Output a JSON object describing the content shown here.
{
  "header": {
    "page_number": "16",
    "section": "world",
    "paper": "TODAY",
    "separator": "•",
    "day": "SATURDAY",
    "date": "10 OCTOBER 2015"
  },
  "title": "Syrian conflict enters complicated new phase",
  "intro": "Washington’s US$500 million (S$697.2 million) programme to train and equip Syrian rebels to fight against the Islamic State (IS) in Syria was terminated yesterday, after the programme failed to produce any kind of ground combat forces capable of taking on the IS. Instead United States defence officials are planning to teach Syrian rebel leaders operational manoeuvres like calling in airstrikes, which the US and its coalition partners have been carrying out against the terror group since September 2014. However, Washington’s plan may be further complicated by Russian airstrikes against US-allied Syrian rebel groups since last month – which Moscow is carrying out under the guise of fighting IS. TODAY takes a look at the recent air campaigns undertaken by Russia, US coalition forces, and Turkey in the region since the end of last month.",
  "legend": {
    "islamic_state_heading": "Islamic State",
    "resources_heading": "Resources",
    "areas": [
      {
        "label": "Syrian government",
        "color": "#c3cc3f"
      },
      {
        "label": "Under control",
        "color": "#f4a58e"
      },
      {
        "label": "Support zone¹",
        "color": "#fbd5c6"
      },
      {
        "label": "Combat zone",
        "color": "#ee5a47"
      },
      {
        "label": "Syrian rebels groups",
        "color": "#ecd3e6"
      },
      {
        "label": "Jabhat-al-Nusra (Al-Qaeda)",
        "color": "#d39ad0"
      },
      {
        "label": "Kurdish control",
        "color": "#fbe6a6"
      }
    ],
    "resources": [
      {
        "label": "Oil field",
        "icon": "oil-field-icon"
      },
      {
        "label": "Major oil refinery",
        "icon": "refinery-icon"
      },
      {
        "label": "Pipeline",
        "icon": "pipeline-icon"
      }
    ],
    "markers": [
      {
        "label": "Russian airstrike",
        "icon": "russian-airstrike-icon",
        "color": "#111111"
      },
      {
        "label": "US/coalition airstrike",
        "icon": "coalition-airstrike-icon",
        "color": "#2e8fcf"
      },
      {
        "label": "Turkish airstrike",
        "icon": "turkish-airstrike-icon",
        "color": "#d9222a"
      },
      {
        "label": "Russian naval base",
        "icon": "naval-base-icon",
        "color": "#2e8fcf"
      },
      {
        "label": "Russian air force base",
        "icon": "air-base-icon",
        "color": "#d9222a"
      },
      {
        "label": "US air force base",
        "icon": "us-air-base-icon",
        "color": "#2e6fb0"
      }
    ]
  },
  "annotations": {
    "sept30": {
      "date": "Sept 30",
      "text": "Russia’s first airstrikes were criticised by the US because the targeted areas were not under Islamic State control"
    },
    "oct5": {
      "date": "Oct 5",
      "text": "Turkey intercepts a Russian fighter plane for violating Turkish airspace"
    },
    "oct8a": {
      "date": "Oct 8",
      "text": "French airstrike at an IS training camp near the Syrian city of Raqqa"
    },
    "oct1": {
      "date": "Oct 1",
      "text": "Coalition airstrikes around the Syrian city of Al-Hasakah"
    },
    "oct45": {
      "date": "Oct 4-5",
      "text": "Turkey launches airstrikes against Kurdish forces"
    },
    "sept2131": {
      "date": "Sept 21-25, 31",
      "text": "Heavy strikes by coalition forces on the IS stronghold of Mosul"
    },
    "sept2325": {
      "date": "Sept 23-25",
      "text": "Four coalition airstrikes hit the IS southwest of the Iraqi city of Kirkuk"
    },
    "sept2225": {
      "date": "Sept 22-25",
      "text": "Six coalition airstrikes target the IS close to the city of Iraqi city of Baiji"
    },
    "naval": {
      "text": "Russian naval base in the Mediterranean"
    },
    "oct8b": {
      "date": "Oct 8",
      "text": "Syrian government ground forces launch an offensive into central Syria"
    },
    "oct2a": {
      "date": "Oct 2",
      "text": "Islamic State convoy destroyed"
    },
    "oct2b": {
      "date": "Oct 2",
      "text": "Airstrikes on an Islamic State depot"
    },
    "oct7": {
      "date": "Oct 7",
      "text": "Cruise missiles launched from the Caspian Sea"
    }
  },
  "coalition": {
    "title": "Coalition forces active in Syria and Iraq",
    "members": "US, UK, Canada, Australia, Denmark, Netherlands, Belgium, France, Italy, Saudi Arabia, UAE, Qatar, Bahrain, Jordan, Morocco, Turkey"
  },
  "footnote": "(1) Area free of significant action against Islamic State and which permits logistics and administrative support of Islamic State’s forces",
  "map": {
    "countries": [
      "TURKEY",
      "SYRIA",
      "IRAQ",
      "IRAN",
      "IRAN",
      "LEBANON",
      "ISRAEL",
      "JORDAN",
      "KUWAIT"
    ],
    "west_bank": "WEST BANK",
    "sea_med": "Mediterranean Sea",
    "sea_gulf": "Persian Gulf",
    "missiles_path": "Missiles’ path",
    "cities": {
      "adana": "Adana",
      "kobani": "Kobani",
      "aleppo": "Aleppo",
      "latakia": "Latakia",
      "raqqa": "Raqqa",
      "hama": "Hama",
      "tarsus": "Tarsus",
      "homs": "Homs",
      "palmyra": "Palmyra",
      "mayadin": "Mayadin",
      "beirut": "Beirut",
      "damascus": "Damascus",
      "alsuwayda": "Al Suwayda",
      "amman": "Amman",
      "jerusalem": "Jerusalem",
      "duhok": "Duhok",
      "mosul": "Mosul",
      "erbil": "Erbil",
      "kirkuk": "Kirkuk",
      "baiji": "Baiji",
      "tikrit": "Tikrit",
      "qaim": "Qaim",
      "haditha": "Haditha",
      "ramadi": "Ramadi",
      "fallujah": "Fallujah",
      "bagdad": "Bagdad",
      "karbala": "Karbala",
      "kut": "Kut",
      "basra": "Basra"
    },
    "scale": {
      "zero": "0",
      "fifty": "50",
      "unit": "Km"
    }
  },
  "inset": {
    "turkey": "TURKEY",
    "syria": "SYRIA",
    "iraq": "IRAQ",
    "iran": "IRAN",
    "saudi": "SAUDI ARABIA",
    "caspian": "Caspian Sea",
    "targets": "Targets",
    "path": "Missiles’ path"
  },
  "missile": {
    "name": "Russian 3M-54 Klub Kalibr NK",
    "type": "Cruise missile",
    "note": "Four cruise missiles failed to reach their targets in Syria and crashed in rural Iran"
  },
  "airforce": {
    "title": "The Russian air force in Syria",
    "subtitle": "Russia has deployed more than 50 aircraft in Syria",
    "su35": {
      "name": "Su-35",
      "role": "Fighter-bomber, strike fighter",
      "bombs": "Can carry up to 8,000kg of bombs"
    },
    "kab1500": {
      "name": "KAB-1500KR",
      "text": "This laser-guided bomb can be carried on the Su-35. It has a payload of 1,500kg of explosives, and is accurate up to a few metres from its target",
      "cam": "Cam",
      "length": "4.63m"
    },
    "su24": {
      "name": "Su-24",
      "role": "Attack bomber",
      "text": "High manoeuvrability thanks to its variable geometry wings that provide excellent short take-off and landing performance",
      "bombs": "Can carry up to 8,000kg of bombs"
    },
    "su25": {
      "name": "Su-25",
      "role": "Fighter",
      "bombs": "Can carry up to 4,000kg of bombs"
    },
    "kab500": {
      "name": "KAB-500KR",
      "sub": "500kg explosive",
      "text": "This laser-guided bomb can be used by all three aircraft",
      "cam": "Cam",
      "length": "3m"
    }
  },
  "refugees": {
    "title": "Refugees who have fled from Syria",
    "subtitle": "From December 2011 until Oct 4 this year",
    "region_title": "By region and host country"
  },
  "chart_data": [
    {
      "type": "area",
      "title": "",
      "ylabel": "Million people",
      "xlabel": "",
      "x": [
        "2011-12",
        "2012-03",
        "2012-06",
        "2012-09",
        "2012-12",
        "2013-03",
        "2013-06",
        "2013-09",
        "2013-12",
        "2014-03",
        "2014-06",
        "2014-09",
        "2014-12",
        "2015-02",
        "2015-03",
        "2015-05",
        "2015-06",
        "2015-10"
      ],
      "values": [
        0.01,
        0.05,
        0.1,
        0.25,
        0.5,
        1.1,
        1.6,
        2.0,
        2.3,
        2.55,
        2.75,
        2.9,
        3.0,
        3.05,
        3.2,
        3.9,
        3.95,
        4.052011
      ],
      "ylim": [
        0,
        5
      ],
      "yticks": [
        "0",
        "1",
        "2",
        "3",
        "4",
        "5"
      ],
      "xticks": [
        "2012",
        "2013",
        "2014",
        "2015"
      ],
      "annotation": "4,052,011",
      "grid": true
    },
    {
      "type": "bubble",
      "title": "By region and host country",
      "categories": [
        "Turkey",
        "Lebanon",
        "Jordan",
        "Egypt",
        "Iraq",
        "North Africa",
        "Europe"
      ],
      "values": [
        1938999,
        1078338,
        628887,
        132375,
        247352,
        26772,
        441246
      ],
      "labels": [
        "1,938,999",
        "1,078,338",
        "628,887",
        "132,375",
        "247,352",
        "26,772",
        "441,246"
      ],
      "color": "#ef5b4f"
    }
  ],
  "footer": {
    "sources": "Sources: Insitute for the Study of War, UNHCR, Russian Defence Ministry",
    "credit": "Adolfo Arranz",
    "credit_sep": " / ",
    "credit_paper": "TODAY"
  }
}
=-=-=
## [PROBLEM]
From the data above, count the lines where "city" occurs and give that figure and nothing else.

## [ANSWER TO THIS PROBLEM]
4